Task material
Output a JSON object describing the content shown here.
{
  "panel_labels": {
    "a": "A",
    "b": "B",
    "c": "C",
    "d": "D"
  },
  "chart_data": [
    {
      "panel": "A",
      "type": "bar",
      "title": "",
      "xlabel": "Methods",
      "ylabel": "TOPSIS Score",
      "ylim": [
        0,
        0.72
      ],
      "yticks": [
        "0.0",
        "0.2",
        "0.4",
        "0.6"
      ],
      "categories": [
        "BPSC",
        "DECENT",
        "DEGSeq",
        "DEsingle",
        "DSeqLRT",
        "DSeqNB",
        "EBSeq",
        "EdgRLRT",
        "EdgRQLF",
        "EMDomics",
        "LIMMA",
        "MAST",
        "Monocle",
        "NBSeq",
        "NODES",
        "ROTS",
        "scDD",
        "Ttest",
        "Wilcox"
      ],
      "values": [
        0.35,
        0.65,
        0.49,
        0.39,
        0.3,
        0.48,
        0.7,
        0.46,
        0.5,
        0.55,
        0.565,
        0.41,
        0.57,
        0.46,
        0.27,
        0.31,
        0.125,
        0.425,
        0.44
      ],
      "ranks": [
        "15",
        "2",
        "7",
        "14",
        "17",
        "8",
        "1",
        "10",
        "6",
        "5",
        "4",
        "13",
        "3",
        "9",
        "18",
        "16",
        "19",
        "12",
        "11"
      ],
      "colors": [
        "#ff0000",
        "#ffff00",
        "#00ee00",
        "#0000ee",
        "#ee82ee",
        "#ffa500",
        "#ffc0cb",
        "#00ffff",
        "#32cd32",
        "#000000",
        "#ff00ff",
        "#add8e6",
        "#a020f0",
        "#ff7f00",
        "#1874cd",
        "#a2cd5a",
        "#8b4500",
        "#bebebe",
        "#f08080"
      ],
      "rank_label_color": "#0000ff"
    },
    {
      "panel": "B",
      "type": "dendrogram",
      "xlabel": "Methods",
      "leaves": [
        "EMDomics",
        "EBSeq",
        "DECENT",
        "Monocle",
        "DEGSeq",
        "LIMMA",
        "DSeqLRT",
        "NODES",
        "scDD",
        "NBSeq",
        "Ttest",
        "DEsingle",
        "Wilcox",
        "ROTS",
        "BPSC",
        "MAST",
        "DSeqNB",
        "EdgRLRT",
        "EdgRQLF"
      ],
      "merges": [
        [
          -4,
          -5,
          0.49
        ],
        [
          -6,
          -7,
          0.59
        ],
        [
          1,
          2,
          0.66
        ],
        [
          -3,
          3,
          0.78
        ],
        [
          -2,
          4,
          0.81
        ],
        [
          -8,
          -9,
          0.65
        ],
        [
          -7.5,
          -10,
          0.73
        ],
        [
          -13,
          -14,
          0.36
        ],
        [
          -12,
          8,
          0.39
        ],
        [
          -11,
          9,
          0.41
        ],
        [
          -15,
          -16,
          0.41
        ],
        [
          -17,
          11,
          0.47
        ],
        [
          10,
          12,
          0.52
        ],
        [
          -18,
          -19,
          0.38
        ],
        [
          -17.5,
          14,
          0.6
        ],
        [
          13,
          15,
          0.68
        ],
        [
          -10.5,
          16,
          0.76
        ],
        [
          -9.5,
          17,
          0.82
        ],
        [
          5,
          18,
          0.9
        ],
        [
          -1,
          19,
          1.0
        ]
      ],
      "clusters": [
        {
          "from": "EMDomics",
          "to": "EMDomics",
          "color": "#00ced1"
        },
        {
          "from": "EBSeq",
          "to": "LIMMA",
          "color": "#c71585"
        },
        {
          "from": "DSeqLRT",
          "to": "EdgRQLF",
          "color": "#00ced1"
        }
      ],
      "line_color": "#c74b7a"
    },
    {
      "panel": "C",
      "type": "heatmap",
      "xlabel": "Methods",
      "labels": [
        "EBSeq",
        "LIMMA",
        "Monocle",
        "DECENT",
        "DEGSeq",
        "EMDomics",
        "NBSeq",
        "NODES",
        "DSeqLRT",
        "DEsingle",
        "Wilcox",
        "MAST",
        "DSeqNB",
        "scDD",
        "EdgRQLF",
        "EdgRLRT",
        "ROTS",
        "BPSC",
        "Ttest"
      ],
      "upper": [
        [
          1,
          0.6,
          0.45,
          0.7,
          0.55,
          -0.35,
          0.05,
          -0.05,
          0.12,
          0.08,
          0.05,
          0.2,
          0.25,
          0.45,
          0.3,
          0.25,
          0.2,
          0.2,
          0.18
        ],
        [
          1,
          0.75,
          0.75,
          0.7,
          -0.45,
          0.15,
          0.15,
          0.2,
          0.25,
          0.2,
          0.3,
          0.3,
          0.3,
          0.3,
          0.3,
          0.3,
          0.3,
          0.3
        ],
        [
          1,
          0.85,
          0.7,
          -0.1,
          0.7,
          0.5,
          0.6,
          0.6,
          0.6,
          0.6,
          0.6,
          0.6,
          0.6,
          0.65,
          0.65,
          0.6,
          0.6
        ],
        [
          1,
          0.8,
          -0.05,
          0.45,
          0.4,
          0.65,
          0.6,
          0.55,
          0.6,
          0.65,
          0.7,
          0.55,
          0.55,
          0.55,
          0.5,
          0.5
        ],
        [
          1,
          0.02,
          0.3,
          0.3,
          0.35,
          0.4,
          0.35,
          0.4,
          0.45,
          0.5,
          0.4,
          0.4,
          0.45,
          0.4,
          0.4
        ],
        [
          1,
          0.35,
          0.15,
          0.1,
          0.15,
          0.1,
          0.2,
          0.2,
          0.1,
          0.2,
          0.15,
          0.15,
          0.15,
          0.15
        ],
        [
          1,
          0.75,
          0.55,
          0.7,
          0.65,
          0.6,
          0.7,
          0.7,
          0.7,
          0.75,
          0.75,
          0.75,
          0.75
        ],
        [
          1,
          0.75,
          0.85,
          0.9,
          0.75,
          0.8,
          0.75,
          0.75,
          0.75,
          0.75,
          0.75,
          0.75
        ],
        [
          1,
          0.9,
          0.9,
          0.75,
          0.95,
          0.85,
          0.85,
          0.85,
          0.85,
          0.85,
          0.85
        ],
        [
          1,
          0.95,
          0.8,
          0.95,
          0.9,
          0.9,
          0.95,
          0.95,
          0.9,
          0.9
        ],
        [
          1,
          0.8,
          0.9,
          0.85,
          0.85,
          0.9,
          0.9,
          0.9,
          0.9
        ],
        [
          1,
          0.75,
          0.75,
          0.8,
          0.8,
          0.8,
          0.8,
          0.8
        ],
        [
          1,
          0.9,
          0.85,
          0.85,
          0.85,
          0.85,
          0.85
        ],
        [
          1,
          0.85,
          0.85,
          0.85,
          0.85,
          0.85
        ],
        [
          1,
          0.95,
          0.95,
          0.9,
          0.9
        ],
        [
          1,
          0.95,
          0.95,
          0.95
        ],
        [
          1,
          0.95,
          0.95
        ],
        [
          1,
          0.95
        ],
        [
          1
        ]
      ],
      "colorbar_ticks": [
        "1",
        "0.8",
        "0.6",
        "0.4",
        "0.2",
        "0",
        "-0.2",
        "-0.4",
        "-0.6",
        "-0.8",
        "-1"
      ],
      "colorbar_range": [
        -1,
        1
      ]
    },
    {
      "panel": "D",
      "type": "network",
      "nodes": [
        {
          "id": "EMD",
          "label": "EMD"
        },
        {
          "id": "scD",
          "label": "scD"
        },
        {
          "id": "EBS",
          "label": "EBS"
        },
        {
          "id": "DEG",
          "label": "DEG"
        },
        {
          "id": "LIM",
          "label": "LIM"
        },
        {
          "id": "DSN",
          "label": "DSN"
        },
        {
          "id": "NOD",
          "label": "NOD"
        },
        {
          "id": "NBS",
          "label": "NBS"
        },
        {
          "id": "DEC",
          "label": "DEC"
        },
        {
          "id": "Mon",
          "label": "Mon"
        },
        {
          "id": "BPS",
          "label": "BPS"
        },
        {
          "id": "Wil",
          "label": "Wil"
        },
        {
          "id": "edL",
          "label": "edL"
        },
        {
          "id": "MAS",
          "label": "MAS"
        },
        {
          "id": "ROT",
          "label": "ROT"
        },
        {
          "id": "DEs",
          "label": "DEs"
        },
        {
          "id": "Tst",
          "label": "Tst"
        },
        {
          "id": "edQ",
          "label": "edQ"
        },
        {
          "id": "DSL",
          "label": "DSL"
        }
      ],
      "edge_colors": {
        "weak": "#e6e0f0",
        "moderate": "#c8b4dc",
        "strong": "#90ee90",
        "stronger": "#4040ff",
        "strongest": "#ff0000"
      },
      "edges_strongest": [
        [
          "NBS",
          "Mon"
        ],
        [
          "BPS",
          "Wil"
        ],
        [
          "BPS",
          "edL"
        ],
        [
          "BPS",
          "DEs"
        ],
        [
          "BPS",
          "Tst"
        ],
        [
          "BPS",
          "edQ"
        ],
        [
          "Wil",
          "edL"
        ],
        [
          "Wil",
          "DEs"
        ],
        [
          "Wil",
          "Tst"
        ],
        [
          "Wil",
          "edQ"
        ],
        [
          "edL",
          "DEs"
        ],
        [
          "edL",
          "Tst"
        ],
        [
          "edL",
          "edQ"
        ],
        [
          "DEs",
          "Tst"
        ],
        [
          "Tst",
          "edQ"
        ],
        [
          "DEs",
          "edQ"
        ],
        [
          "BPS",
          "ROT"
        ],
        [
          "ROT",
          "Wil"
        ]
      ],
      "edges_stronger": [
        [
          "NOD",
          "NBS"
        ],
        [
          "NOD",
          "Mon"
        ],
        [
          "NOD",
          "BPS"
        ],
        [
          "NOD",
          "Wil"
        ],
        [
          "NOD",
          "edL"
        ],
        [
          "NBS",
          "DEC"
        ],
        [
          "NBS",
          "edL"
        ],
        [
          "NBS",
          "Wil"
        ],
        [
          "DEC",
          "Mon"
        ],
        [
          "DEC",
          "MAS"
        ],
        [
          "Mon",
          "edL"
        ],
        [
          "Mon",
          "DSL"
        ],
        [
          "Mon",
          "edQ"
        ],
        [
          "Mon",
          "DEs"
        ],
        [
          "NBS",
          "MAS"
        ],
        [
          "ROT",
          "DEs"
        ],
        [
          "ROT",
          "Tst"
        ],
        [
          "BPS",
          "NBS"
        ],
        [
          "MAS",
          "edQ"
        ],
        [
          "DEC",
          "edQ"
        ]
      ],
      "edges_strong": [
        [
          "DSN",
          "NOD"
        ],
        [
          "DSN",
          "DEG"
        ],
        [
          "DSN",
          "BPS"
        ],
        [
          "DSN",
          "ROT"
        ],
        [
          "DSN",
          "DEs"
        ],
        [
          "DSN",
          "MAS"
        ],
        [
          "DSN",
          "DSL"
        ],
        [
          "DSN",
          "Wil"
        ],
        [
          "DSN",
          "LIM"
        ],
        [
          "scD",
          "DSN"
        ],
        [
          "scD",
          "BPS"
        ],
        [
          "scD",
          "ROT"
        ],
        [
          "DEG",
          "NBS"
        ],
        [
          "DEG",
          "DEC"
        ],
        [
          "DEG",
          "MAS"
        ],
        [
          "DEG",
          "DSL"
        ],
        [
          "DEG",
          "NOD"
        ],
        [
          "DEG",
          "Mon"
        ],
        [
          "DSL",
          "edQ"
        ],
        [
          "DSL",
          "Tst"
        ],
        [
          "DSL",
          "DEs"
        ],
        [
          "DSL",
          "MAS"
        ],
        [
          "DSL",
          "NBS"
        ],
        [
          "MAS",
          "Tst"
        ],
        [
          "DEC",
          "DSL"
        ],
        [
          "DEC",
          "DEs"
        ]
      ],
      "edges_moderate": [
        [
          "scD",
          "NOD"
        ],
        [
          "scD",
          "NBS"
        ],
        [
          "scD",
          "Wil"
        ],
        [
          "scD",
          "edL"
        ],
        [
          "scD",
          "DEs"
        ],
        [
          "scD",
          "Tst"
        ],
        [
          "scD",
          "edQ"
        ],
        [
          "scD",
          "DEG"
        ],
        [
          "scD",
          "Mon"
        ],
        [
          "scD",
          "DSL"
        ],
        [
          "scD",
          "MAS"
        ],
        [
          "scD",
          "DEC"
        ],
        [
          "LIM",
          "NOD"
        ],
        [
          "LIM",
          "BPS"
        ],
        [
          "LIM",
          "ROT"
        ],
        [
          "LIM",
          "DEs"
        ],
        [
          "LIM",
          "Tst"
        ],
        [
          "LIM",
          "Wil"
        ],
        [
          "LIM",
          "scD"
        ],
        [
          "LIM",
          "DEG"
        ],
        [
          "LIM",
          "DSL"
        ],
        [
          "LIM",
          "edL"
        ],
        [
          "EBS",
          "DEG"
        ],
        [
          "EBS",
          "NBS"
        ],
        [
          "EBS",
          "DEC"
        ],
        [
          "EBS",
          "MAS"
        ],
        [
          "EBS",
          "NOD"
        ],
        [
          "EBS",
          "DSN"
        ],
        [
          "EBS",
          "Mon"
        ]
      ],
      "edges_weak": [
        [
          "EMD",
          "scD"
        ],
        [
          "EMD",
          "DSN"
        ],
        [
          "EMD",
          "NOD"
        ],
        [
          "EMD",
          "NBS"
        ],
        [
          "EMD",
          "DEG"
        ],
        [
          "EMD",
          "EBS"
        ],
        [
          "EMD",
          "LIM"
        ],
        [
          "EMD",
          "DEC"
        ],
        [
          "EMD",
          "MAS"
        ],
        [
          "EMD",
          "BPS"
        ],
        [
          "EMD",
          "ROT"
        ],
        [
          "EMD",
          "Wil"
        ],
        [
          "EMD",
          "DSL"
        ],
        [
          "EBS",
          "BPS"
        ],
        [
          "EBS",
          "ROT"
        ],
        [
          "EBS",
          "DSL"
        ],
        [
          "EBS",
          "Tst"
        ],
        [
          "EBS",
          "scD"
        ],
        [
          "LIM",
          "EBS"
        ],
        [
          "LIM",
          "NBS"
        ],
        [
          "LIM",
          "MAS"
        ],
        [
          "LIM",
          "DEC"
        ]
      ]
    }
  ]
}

Exercise requirements
From the listing above, report the number of lines containing the string "EdgRQLF", without any accompanying remarks.

Exercise output
4